----- RECORDS TO USE

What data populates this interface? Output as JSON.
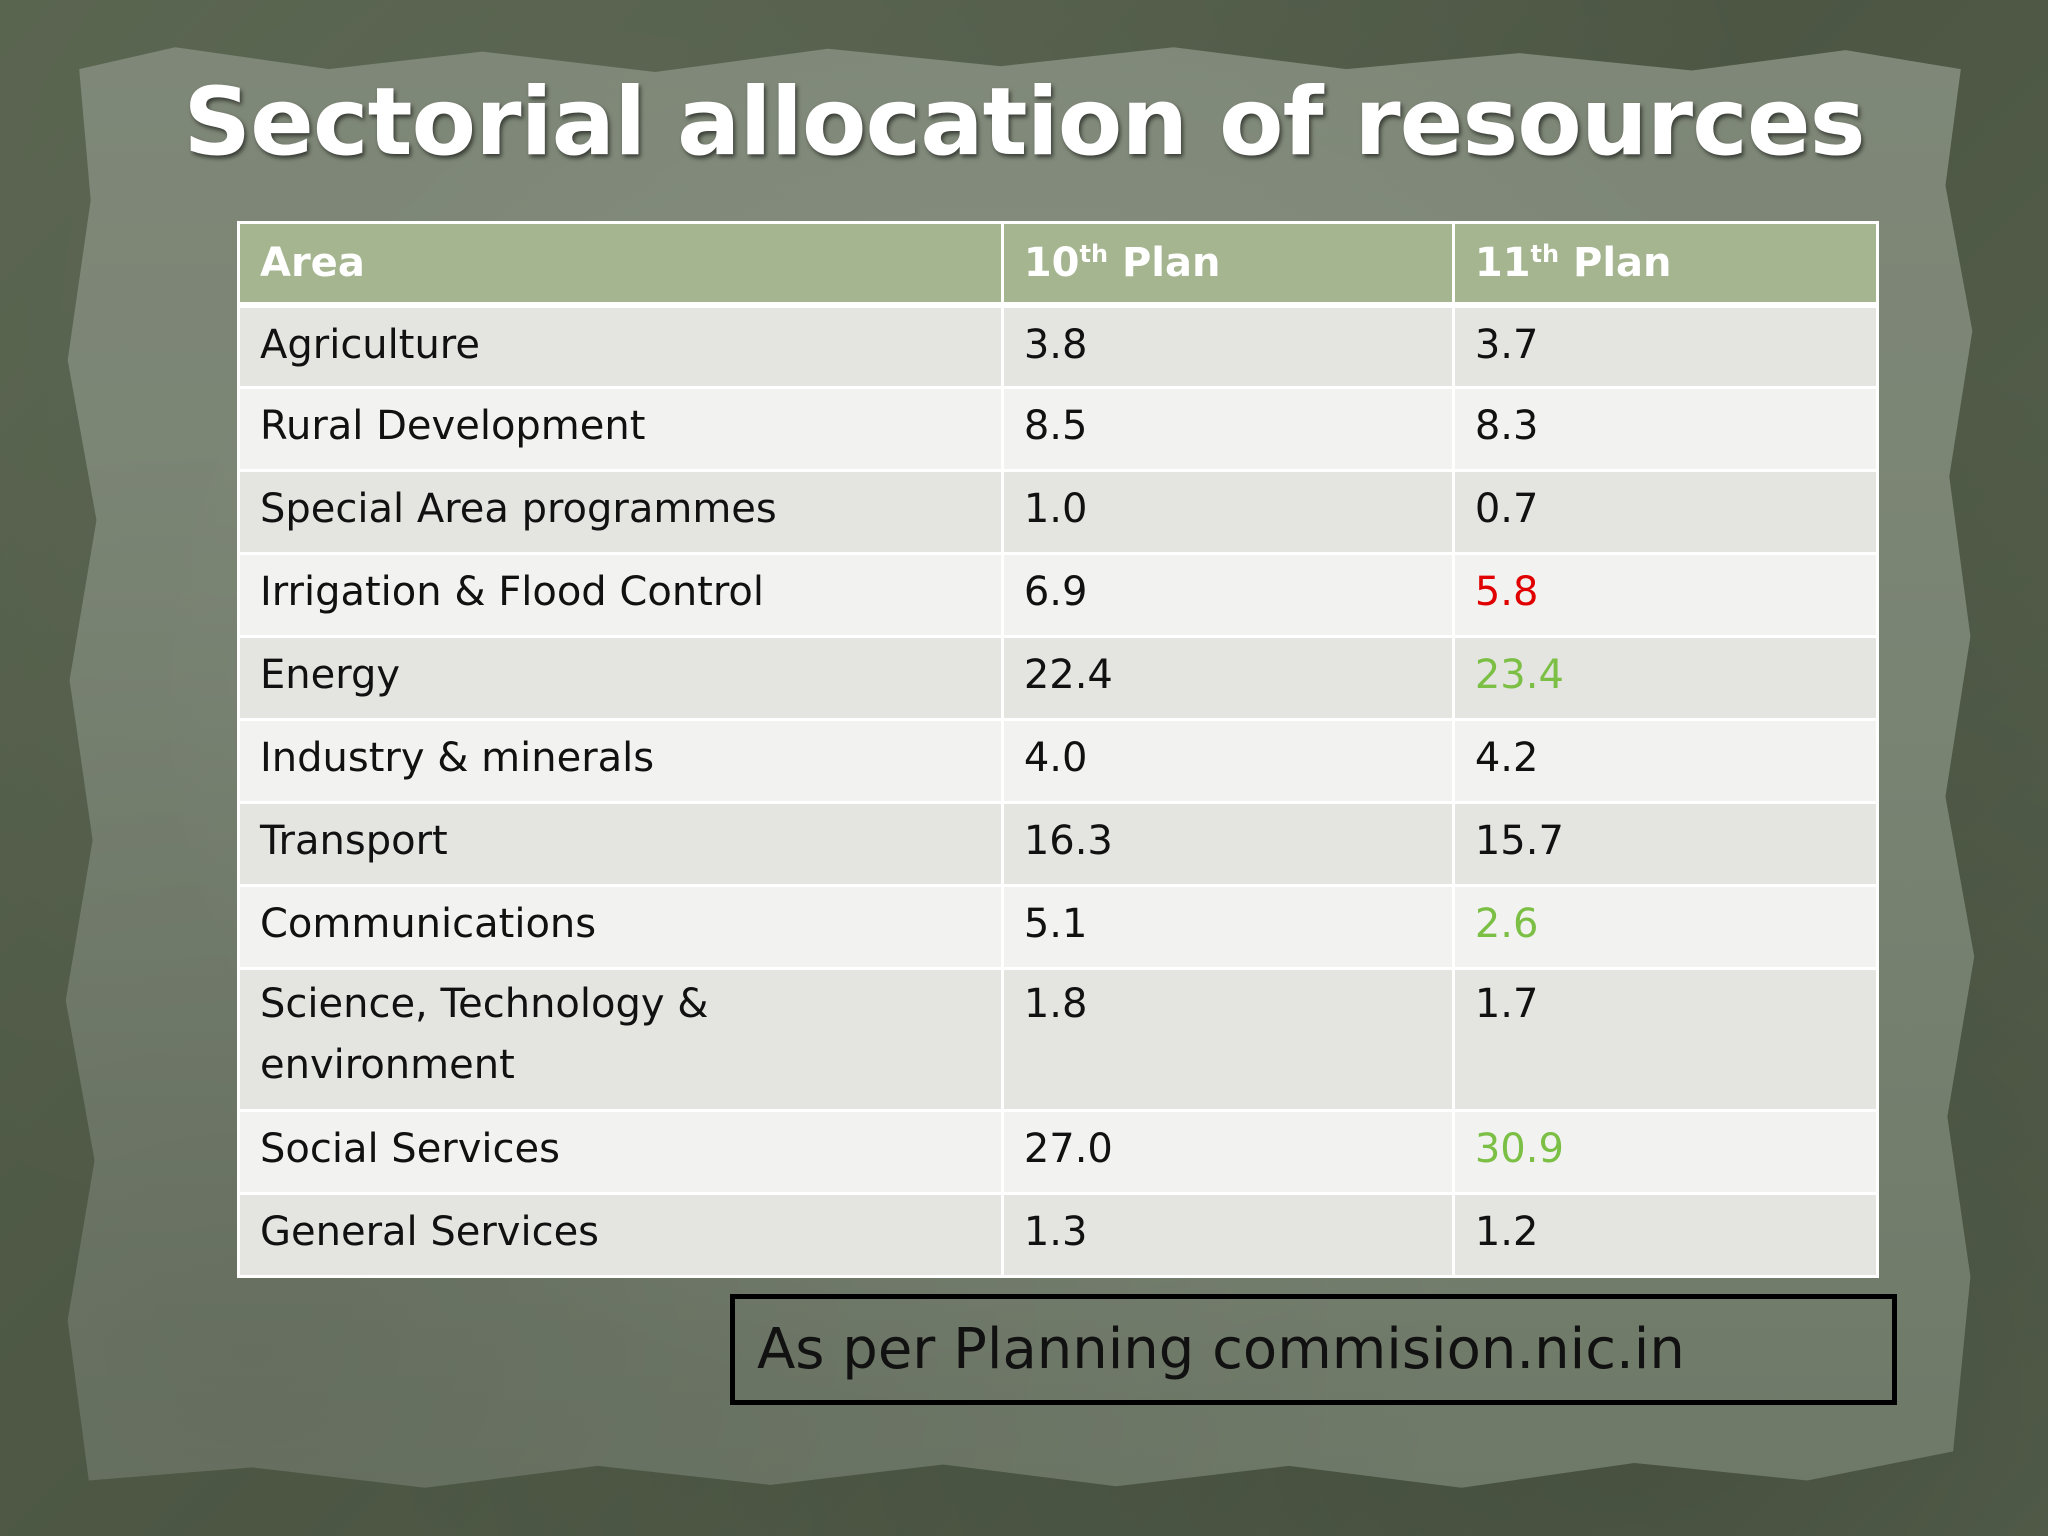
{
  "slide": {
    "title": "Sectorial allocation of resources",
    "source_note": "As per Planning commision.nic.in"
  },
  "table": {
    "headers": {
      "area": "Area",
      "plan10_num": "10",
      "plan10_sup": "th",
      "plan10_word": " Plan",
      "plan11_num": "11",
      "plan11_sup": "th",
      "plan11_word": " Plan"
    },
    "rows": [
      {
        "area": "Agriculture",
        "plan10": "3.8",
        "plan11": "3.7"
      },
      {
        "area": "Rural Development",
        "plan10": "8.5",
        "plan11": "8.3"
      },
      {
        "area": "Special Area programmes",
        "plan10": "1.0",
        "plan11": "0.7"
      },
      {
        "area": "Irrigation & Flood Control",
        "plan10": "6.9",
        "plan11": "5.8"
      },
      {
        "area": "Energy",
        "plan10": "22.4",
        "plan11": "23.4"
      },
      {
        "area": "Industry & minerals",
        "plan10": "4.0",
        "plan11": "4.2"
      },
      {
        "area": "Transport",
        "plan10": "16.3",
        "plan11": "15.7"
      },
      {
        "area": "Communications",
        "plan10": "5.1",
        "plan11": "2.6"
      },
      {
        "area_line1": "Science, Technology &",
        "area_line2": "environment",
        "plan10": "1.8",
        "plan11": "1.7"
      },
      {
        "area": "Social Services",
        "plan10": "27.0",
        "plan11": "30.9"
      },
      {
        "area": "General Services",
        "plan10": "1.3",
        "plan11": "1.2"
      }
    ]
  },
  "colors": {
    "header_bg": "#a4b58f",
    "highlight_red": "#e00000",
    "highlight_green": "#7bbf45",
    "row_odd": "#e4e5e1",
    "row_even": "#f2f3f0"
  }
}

----------

**THE REQUEST**: Find the lines containing "Services" and list every one of them.

**RESULT FOR THIS TASK**:
        "area": "Social Services",
        "area": "General Services",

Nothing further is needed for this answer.